Entries:
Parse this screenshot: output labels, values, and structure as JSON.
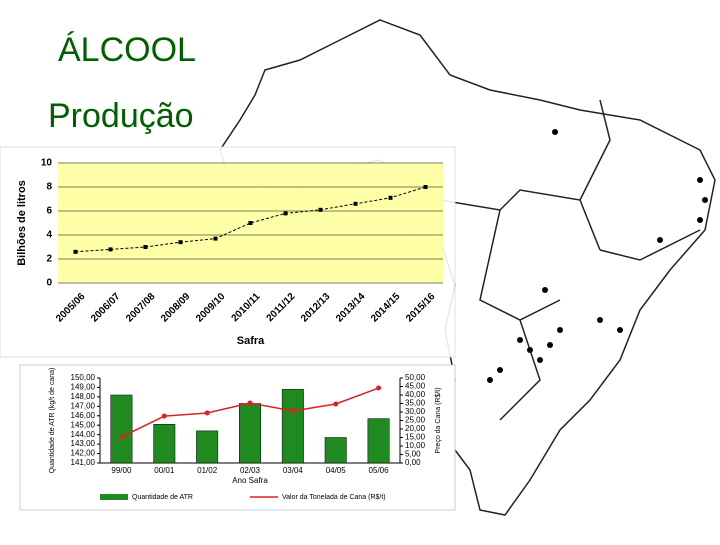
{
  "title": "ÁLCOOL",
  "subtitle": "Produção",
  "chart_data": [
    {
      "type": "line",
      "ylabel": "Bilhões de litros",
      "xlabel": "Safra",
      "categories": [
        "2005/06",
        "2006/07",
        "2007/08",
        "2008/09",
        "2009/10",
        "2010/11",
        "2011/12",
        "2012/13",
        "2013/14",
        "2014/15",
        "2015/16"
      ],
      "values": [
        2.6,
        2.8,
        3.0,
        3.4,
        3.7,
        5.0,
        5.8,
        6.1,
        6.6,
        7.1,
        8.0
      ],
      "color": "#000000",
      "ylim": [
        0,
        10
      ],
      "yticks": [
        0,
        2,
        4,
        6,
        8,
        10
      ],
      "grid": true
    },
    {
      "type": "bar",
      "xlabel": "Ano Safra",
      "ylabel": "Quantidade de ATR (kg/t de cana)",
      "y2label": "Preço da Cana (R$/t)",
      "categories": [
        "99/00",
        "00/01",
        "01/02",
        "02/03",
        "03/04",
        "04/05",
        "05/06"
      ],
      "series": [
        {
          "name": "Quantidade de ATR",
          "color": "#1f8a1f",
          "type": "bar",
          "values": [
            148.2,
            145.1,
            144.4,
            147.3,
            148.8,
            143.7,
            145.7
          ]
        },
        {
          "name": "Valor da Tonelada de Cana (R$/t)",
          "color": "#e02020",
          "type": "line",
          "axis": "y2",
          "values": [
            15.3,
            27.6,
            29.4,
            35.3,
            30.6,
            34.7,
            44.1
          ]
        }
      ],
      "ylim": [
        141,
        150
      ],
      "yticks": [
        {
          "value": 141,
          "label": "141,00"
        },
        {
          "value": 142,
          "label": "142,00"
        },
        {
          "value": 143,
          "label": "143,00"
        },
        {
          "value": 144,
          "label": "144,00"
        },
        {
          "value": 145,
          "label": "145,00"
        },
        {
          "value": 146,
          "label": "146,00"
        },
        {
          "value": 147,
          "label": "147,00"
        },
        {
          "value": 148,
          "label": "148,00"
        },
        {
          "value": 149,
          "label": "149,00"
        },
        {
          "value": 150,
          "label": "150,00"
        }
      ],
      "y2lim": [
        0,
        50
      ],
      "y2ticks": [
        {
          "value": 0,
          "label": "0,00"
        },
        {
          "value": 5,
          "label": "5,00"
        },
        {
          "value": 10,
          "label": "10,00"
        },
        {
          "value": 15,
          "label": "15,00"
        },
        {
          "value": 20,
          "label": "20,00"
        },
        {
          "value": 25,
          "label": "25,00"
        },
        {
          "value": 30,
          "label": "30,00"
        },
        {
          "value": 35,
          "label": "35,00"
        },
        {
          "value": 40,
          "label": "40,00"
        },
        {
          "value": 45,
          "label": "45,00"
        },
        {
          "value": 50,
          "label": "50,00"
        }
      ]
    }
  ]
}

Task objective: Omit the pictures. Output every record above word for word.

Final result:
Parse this screenshot: output labels, values, and structure as JSON.
{
  "title": "ÁLCOOL",
  "subtitle": "Produção",
  "chart_data": [
    {
      "type": "line",
      "ylabel": "Bilhões de litros",
      "xlabel": "Safra",
      "categories": [
        "2005/06",
        "2006/07",
        "2007/08",
        "2008/09",
        "2009/10",
        "2010/11",
        "2011/12",
        "2012/13",
        "2013/14",
        "2014/15",
        "2015/16"
      ],
      "values": [
        2.6,
        2.8,
        3.0,
        3.4,
        3.7,
        5.0,
        5.8,
        6.1,
        6.6,
        7.1,
        8.0
      ],
      "color": "#000000",
      "ylim": [
        0,
        10
      ],
      "yticks": [
        0,
        2,
        4,
        6,
        8,
        10
      ],
      "grid": true
    },
    {
      "type": "bar",
      "xlabel": "Ano Safra",
      "ylabel": "Quantidade de ATR (kg/t de cana)",
      "y2label": "Preço da Cana (R$/t)",
      "categories": [
        "99/00",
        "00/01",
        "01/02",
        "02/03",
        "03/04",
        "04/05",
        "05/06"
      ],
      "series": [
        {
          "name": "Quantidade de ATR",
          "color": "#1f8a1f",
          "type": "bar",
          "values": [
            148.2,
            145.1,
            144.4,
            147.3,
            148.8,
            143.7,
            145.7
          ]
        },
        {
          "name": "Valor da Tonelada de Cana (R$/t)",
          "color": "#e02020",
          "type": "line",
          "axis": "y2",
          "values": [
            15.3,
            27.6,
            29.4,
            35.3,
            30.6,
            34.7,
            44.1
          ]
        }
      ],
      "ylim": [
        141,
        150
      ],
      "yticks": [
        {
          "value": 141,
          "label": "141,00"
        },
        {
          "value": 142,
          "label": "142,00"
        },
        {
          "value": 143,
          "label": "143,00"
        },
        {
          "value": 144,
          "label": "144,00"
        },
        {
          "value": 145,
          "label": "145,00"
        },
        {
          "value": 146,
          "label": "146,00"
        },
        {
          "value": 147,
          "label": "147,00"
        },
        {
          "value": 148,
          "label": "148,00"
        },
        {
          "value": 149,
          "label": "149,00"
        },
        {
          "value": 150,
          "label": "150,00"
        }
      ],
      "y2lim": [
        0,
        50
      ],
      "y2ticks": [
        {
          "value": 0,
          "label": "0,00"
        },
        {
          "value": 5,
          "label": "5,00"
        },
        {
          "value": 10,
          "label": "10,00"
        },
        {
          "value": 15,
          "label": "15,00"
        },
        {
          "value": 20,
          "label": "20,00"
        },
        {
          "value": 25,
          "label": "25,00"
        },
        {
          "value": 30,
          "label": "30,00"
        },
        {
          "value": 35,
          "label": "35,00"
        },
        {
          "value": 40,
          "label": "40,00"
        },
        {
          "value": 45,
          "label": "45,00"
        },
        {
          "value": 50,
          "label": "50,00"
        }
      ]
    }
  ]
}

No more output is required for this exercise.